--- start of Record list ---

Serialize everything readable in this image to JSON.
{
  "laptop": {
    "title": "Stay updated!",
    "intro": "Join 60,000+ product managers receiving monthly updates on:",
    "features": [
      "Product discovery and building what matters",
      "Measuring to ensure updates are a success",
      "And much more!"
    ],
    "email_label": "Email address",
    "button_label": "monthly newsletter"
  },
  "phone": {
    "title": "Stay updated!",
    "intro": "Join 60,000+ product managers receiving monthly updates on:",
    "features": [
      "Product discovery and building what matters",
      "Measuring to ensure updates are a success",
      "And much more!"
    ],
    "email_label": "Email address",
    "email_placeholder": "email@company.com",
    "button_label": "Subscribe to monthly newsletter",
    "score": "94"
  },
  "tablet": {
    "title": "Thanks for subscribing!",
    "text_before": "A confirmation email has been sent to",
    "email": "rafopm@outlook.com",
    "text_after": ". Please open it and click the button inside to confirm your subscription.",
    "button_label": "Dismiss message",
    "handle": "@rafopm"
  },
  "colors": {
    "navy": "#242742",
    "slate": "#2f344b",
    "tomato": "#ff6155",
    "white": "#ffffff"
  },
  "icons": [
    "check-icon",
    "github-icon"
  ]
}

--- end of Record list ---
--- start of Record list ---

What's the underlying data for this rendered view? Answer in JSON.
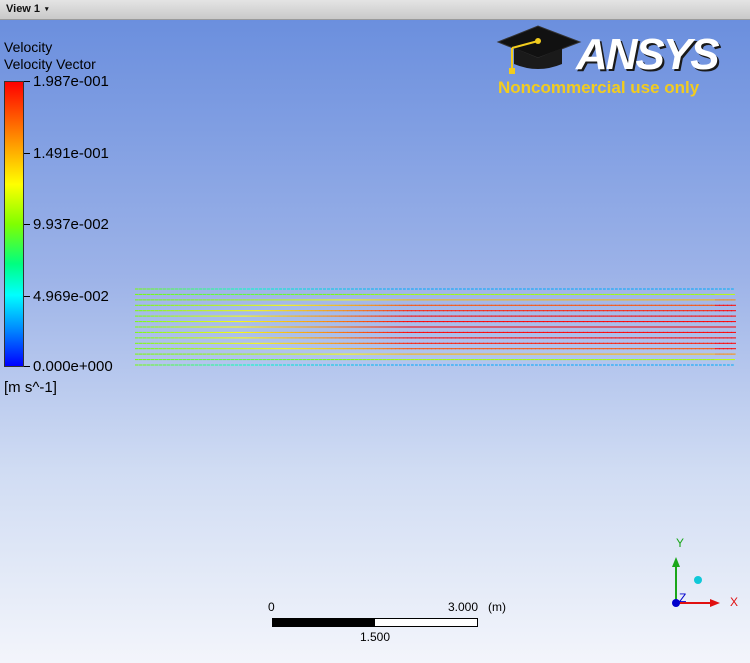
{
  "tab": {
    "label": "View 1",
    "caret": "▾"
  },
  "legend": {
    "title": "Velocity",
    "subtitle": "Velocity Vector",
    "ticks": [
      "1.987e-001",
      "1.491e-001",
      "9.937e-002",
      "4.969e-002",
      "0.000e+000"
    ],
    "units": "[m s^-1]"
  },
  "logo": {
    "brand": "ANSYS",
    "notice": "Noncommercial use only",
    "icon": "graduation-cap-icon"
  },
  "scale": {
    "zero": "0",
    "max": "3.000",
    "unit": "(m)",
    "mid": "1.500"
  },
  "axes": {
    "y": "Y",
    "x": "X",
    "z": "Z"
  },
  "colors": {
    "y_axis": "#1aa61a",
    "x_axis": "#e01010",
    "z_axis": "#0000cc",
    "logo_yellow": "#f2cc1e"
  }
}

--- end of Record list ---

- [Exercise description] Each line that holds the string "monthly" counts once; give the total and nothing else.

- [Solution to this task] 4